(Stored records)
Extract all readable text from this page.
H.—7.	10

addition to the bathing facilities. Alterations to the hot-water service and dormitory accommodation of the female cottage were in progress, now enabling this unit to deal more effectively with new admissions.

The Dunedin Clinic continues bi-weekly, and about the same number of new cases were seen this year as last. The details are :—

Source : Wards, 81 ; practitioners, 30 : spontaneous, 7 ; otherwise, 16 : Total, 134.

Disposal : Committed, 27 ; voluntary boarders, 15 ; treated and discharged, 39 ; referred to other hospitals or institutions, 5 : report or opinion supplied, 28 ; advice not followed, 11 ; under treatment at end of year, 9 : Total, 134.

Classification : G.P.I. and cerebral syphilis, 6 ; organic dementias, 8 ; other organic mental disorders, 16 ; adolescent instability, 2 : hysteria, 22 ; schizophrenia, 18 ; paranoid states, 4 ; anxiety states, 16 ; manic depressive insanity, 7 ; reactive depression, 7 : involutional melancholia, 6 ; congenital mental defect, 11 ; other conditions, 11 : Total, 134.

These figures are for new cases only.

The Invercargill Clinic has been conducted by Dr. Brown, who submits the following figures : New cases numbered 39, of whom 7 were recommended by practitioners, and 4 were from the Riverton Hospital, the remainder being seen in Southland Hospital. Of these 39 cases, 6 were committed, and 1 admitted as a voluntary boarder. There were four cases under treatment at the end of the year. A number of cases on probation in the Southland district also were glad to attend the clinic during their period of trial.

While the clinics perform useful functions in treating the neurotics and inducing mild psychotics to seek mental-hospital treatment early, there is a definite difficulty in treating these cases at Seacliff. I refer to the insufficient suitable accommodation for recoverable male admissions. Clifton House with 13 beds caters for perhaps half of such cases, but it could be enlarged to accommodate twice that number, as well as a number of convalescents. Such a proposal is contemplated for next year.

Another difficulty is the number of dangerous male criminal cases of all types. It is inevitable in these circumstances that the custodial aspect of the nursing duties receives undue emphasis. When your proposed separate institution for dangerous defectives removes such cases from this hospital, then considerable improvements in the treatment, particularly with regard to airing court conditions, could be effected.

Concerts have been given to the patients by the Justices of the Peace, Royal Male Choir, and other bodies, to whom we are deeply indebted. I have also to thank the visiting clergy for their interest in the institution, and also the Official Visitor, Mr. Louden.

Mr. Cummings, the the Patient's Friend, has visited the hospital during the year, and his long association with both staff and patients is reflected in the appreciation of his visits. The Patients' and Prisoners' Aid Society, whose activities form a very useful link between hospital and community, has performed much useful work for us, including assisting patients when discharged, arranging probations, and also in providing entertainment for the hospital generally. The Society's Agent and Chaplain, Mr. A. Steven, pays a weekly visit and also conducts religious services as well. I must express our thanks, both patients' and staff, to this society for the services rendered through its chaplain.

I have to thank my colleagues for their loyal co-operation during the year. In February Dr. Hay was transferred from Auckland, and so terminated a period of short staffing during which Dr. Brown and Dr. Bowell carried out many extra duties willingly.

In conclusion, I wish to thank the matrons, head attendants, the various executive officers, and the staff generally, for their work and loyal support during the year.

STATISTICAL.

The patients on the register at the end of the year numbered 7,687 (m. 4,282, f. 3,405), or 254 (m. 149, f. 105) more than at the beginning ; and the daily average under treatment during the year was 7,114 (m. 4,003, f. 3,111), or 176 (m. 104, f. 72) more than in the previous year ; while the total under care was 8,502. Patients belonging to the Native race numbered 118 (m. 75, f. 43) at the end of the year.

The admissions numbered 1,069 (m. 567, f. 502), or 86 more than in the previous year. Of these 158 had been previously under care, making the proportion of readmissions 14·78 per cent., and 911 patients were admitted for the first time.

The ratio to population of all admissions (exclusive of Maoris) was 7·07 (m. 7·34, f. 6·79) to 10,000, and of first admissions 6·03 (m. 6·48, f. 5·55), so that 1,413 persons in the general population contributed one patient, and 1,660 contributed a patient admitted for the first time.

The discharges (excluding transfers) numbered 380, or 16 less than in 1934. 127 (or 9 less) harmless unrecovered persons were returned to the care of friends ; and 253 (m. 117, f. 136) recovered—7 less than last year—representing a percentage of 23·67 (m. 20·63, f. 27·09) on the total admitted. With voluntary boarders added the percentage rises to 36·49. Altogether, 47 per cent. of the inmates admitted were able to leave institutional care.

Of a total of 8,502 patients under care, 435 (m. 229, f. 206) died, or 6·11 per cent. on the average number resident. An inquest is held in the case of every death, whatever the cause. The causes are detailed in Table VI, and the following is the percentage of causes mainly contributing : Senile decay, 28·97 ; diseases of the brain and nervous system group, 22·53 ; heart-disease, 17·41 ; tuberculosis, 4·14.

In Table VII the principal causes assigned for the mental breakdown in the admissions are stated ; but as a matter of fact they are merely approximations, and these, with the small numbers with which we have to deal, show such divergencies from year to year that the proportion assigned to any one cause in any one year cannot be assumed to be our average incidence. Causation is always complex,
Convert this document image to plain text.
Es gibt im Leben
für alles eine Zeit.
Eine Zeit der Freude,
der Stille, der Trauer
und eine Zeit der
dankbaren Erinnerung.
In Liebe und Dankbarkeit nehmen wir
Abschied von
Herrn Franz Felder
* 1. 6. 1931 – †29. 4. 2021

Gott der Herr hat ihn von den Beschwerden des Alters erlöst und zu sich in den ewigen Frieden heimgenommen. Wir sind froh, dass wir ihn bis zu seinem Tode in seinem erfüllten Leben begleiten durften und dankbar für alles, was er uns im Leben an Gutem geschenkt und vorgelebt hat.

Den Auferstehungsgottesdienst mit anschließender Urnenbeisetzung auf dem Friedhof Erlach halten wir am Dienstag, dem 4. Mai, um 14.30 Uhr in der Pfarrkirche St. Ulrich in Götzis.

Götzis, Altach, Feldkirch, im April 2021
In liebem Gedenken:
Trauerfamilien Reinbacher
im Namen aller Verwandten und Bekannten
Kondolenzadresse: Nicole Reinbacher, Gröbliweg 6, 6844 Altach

*Task statement*
Looking at the entries above, copy out every line in which "could" occurs.

*The answer*
While the clinics perform useful functions in treating the neurotics and inducing mild psychotics to seek mental-hospital treatment early, there is a definite difficulty in treating these cases at Seacliff. I refer to the insufficient suitable accommodation for recoverable male admissions. Clifton House with 13 beds caters for perhaps half of such cases, but it could be enlarged to accommodate twice that number, as well as a number of convalescents. Such a proposal is contemplated for next year.
Another difficulty is the number of dangerous male criminal cases of all types. It is inevitable in these circumstances that the custodial aspect of the nursing duties receives undue emphasis. When your proposed separate institution for dangerous defectives removes such cases from this hospital, then considerable improvements in the treatment, particularly with regard to airing court conditions, could be effected.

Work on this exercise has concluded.